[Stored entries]
------------------------------------

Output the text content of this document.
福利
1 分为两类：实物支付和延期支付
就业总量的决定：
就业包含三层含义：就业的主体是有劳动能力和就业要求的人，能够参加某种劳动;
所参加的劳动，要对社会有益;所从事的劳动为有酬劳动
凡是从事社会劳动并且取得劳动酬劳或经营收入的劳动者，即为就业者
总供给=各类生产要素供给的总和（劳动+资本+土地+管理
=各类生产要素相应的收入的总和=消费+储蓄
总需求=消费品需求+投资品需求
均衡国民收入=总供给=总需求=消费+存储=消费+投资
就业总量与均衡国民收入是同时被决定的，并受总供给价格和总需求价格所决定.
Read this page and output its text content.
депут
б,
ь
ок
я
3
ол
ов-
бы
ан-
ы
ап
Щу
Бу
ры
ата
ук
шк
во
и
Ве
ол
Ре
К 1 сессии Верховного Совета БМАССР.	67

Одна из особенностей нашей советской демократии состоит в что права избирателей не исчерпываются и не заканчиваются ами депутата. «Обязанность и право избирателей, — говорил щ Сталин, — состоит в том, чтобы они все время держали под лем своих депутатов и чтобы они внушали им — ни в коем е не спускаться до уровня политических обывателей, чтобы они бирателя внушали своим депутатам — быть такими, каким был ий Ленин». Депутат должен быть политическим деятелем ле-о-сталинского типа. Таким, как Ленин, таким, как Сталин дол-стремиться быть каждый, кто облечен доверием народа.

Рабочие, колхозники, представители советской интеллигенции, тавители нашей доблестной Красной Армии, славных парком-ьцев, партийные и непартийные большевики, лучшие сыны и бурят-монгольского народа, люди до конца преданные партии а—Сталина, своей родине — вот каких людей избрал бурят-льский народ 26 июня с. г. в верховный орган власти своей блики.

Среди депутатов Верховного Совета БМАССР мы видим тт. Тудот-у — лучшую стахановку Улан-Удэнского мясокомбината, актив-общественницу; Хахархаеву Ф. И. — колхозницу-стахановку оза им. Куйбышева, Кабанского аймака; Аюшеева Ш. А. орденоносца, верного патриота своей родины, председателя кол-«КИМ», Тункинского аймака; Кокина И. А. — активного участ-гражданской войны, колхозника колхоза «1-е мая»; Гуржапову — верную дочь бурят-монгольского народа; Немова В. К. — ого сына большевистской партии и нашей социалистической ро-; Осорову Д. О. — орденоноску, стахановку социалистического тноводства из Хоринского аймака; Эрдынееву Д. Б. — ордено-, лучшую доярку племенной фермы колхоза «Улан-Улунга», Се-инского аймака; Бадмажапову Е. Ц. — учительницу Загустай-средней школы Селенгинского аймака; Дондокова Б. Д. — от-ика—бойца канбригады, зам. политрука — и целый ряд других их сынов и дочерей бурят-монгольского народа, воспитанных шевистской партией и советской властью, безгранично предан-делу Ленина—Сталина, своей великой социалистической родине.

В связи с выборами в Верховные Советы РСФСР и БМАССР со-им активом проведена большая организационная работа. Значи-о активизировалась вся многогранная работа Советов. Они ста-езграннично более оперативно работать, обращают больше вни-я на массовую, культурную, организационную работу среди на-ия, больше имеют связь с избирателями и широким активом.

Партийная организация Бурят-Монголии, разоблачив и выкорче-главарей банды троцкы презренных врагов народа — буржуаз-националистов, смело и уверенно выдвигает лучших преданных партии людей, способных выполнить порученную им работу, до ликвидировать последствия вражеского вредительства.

------------------------------------

Goal —
Reproduce every entry shown above, precisely as it stands.

Written solution —
Output the text content of this document.
福利
1 分为两类：实物支付和延期支付
就业总量的决定：
就业包含三层含义：就业的主体是有劳动能力和就业要求的人，能够参加某种劳动;
所参加的劳动，要对社会有益;所从事的劳动为有酬劳动
凡是从事社会劳动并且取得劳动酬劳或经营收入的劳动者，即为就业者
总供给=各类生产要素供给的总和（劳动+资本+土地+管理
=各类生产要素相应的收入的总和=消费+储蓄
总需求=消费品需求+投资品需求
均衡国民收入=总供给=总需求=消费+存储=消费+投资
就业总量与均衡国民收入是同时被决定的，并受总供给价格和总需求价格所决定.
Read this page and output its text content.
депут
б,
ь
ок
я
3
ол
ов-
бы
ан-
ы
ап
Щу
Бу
ры
ата
ук
шк
во
и
Ве
ол
Ре
К 1 сессии Верховного Совета БМАССР.	67

Одна из особенностей нашей советской демократии состоит в что права избирателей не исчерпываются и не заканчиваются ами депутата. «Обязанность и право избирателей, — говорил щ Сталин, — состоит в том, чтобы они все время держали под лем своих депутатов и чтобы они внушали им — ни в коем е не спускаться до уровня политических обывателей, чтобы они бирателя внушали своим депутатам — быть такими, каким был ий Ленин». Депутат должен быть политическим деятелем ле-о-сталинского типа. Таким, как Ленин, таким, как Сталин дол-стремиться быть каждый, кто облечен доверием народа.

Рабочие, колхозники, представители советской интеллигенции, тавители нашей доблестной Красной Армии, славных парком-ьцев, партийные и непартийные большевики, лучшие сыны и бурят-монгольского народа, люди до конца преданные партии а—Сталина, своей родине — вот каких людей избрал бурят-льский народ 26 июня с. г. в верховный орган власти своей блики.

Среди депутатов Верховного Совета БМАССР мы видим тт. Тудот-у — лучшую стахановку Улан-Удэнского мясокомбината, актив-общественницу; Хахархаеву Ф. И. — колхозницу-стахановку оза им. Куйбышева, Кабанского аймака; Аюшеева Ш. А. орденоносца, верного патриота своей родины, председателя кол-«КИМ», Тункинского аймака; Кокина И. А. — активного участ-гражданской войны, колхозника колхоза «1-е мая»; Гуржапову — верную дочь бурят-монгольского народа; Немова В. К. — ого сына большевистской партии и нашей социалистической ро-; Осорову Д. О. — орденоноску, стахановку социалистического тноводства из Хоринского аймака; Эрдынееву Д. Б. — ордено-, лучшую доярку племенной фермы колхоза «Улан-Улунга», Се-инского аймака; Бадмажапову Е. Ц. — учительницу Загустай-средней школы Селенгинского аймака; Дондокова Б. Д. — от-ика—бойца канбригады, зам. политрука — и целый ряд других их сынов и дочерей бурят-монгольского народа, воспитанных шевистской партией и советской властью, безгранично предан-делу Ленина—Сталина, своей великой социалистической родине.

В связи с выборами в Верховные Советы РСФСР и БМАССР со-им активом проведена большая организационная работа. Значи-о активизировалась вся многогранная работа Советов. Они ста-езграннично более оперативно работать, обращают больше вни-я на массовую, культурную, организационную работу среди на-ия, больше имеют связь с избирателями и широким активом.

Партийная организация Бурят-Монголии, разоблачив и выкорче-главарей банды троцкы презренных врагов народа — буржуаз-националистов, смело и уверенно выдвигает лучших преданных партии людей, способных выполнить порученную им работу, до ликвидировать последствия вражеского вредительства.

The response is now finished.